((
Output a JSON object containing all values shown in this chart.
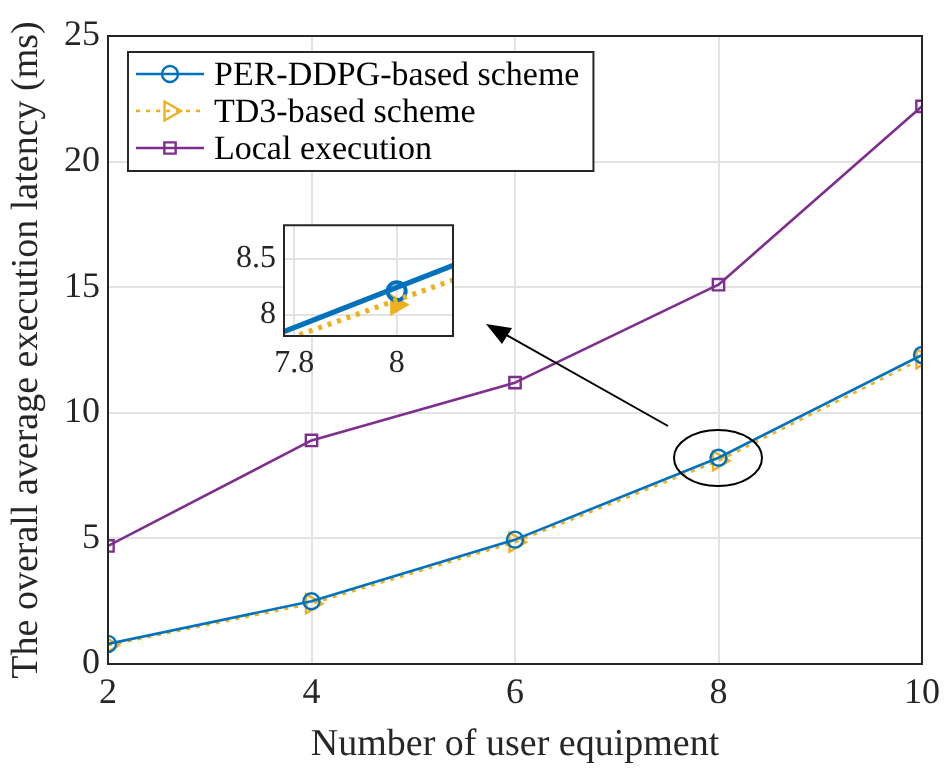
{
  "chart_data": [
    {
      "type": "line",
      "xlabel": "Number of user equipment",
      "ylabel": "The overall average execution latency (ms)",
      "x": [
        2,
        4,
        6,
        8,
        10
      ],
      "xlim": [
        2,
        10
      ],
      "xticks": [
        2,
        4,
        6,
        8,
        10
      ],
      "ylim": [
        0,
        25
      ],
      "yticks": [
        0,
        5,
        10,
        15,
        20,
        25
      ],
      "grid": true,
      "legend": "top left",
      "series": [
        {
          "name": "PER-DDPG-based scheme",
          "color": "#0072bd",
          "marker": "circle",
          "line_style": "solid",
          "values": [
            0.8,
            2.5,
            4.95,
            8.21,
            12.3
          ]
        },
        {
          "name": "TD3-based scheme",
          "color": "#edb120",
          "marker": "triangle",
          "line_style": "dotted",
          "values": [
            0.75,
            2.4,
            4.85,
            8.09,
            12.15
          ]
        },
        {
          "name": "Local execution",
          "color": "#7e2f8e",
          "marker": "square",
          "line_style": "solid",
          "values": [
            4.7,
            8.9,
            11.2,
            15.1,
            22.2
          ]
        }
      ]
    },
    {
      "type": "line",
      "xlim": [
        7.78,
        8.11
      ],
      "xticks": [
        7.8,
        8
      ],
      "ylim": [
        7.81,
        8.8
      ],
      "yticks": [
        8,
        8.5
      ],
      "grid": true,
      "series": [
        {
          "color": "#0072bd",
          "marker": "none",
          "line_style": "solid",
          "x": [
            7.78,
            8.11
          ],
          "values": [
            7.85,
            8.44
          ]
        },
        {
          "color": "#edb120",
          "marker": "none",
          "line_style": "dotted",
          "x": [
            7.81,
            8.11
          ],
          "values": [
            7.82,
            8.31
          ]
        },
        {
          "color": "#0072bd",
          "marker": "circle",
          "x": [
            8
          ],
          "values": [
            8.21
          ]
        },
        {
          "color": "#edb120",
          "marker": "triangle",
          "x": [
            8
          ],
          "values": [
            8.09
          ]
        }
      ]
    }
  ]
}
))
* What is being asked
Give every line above again exactly, with no pictures.

* Correct output
Output a JSON object containing all values shown in this chart.
{
  "chart_data": [
    {
      "type": "line",
      "xlabel": "Number of user equipment",
      "ylabel": "The overall average execution latency (ms)",
      "x": [
        2,
        4,
        6,
        8,
        10
      ],
      "xlim": [
        2,
        10
      ],
      "xticks": [
        2,
        4,
        6,
        8,
        10
      ],
      "ylim": [
        0,
        25
      ],
      "yticks": [
        0,
        5,
        10,
        15,
        20,
        25
      ],
      "grid": true,
      "legend": "top left",
      "series": [
        {
          "name": "PER-DDPG-based scheme",
          "color": "#0072bd",
          "marker": "circle",
          "line_style": "solid",
          "values": [
            0.8,
            2.5,
            4.95,
            8.21,
            12.3
          ]
        },
        {
          "name": "TD3-based scheme",
          "color": "#edb120",
          "marker": "triangle",
          "line_style": "dotted",
          "values": [
            0.75,
            2.4,
            4.85,
            8.09,
            12.15
          ]
        },
        {
          "name": "Local execution",
          "color": "#7e2f8e",
          "marker": "square",
          "line_style": "solid",
          "values": [
            4.7,
            8.9,
            11.2,
            15.1,
            22.2
          ]
        }
      ]
    },
    {
      "type": "line",
      "xlim": [
        7.78,
        8.11
      ],
      "xticks": [
        7.8,
        8
      ],
      "ylim": [
        7.81,
        8.8
      ],
      "yticks": [
        8,
        8.5
      ],
      "grid": true,
      "series": [
        {
          "color": "#0072bd",
          "marker": "none",
          "line_style": "solid",
          "x": [
            7.78,
            8.11
          ],
          "values": [
            7.85,
            8.44
          ]
        },
        {
          "color": "#edb120",
          "marker": "none",
          "line_style": "dotted",
          "x": [
            7.81,
            8.11
          ],
          "values": [
            7.82,
            8.31
          ]
        },
        {
          "color": "#0072bd",
          "marker": "circle",
          "x": [
            8
          ],
          "values": [
            8.21
          ]
        },
        {
          "color": "#edb120",
          "marker": "triangle",
          "x": [
            8
          ],
          "values": [
            8.09
          ]
        }
      ]
    }
  ]
}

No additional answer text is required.